§ Objective:
Restate all of the data exactly.
--- Start of Input data ---
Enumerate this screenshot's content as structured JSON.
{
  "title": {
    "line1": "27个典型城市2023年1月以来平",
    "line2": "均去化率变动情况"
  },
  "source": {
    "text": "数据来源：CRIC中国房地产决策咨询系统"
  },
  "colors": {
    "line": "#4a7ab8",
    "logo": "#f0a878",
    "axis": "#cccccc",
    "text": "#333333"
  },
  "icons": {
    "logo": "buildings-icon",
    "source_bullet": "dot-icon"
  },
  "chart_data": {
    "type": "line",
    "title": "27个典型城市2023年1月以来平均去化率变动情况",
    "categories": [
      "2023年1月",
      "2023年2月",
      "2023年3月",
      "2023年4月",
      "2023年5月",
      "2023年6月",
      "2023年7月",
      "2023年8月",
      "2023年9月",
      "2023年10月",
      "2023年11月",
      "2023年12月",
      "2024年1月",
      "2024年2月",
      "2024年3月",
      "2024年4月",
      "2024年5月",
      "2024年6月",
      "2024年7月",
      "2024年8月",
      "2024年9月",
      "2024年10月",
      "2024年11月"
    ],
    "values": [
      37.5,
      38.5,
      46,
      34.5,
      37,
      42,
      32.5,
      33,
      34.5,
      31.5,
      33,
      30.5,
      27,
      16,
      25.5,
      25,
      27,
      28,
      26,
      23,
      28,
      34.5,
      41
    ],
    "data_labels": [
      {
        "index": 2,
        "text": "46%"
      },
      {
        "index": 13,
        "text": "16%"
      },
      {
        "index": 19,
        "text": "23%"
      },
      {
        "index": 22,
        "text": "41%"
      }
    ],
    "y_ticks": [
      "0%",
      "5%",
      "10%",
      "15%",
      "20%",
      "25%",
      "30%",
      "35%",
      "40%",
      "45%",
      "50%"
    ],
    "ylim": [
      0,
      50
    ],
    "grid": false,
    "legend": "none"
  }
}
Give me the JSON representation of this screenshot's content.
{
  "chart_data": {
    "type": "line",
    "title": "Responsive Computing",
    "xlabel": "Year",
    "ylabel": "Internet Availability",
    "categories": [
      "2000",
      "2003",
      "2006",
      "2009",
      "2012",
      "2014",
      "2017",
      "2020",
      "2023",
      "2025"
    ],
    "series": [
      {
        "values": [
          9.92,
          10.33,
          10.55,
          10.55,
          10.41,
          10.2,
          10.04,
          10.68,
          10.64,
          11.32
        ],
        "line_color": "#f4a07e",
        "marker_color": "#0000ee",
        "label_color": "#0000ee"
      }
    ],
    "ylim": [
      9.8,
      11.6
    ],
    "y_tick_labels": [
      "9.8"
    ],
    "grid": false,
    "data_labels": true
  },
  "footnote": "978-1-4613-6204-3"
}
--- End of Input data ---
§ Exercise result:
Enumerate this screenshot's content as structured JSON.
{
  "title": {
    "line1": "27个典型城市2023年1月以来平",
    "line2": "均去化率变动情况"
  },
  "source": {
    "text": "数据来源：CRIC中国房地产决策咨询系统"
  },
  "colors": {
    "line": "#4a7ab8",
    "logo": "#f0a878",
    "axis": "#cccccc",
    "text": "#333333"
  },
  "icons": {
    "logo": "buildings-icon",
    "source_bullet": "dot-icon"
  },
  "chart_data": {
    "type": "line",
    "title": "27个典型城市2023年1月以来平均去化率变动情况",
    "categories": [
      "2023年1月",
      "2023年2月",
      "2023年3月",
      "2023年4月",
      "2023年5月",
      "2023年6月",
      "2023年7月",
      "2023年8月",
      "2023年9月",
      "2023年10月",
      "2023年11月",
      "2023年12月",
      "2024年1月",
      "2024年2月",
      "2024年3月",
      "2024年4月",
      "2024年5月",
      "2024年6月",
      "2024年7月",
      "2024年8月",
      "2024年9月",
      "2024年10月",
      "2024年11月"
    ],
    "values": [
      37.5,
      38.5,
      46,
      34.5,
      37,
      42,
      32.5,
      33,
      34.5,
      31.5,
      33,
      30.5,
      27,
      16,
      25.5,
      25,
      27,
      28,
      26,
      23,
      28,
      34.5,
      41
    ],
    "data_labels": [
      {
        "index": 2,
        "text": "46%"
      },
      {
        "index": 13,
        "text": "16%"
      },
      {
        "index": 19,
        "text": "23%"
      },
      {
        "index": 22,
        "text": "41%"
      }
    ],
    "y_ticks": [
      "0%",
      "5%",
      "10%",
      "15%",
      "20%",
      "25%",
      "30%",
      "35%",
      "40%",
      "45%",
      "50%"
    ],
    "ylim": [
      0,
      50
    ],
    "grid": false,
    "legend": "none"
  }
}
Give me the JSON representation of this screenshot's content.
{
  "chart_data": {
    "type": "line",
    "title": "Responsive Computing",
    "xlabel": "Year",
    "ylabel": "Internet Availability",
    "categories": [
      "2000",
      "2003",
      "2006",
      "2009",
      "2012",
      "2014",
      "2017",
      "2020",
      "2023",
      "2025"
    ],
    "series": [
      {
        "values": [
          9.92,
          10.33,
          10.55,
          10.55,
          10.41,
          10.2,
          10.04,
          10.68,
          10.64,
          11.32
        ],
        "line_color": "#f4a07e",
        "marker_color": "#0000ee",
        "label_color": "#0000ee"
      }
    ],
    "ylim": [
      9.8,
      11.6
    ],
    "y_tick_labels": [
      "9.8"
    ],
    "grid": false,
    "data_labels": true
  },
  "footnote": "978-1-4613-6204-3"
}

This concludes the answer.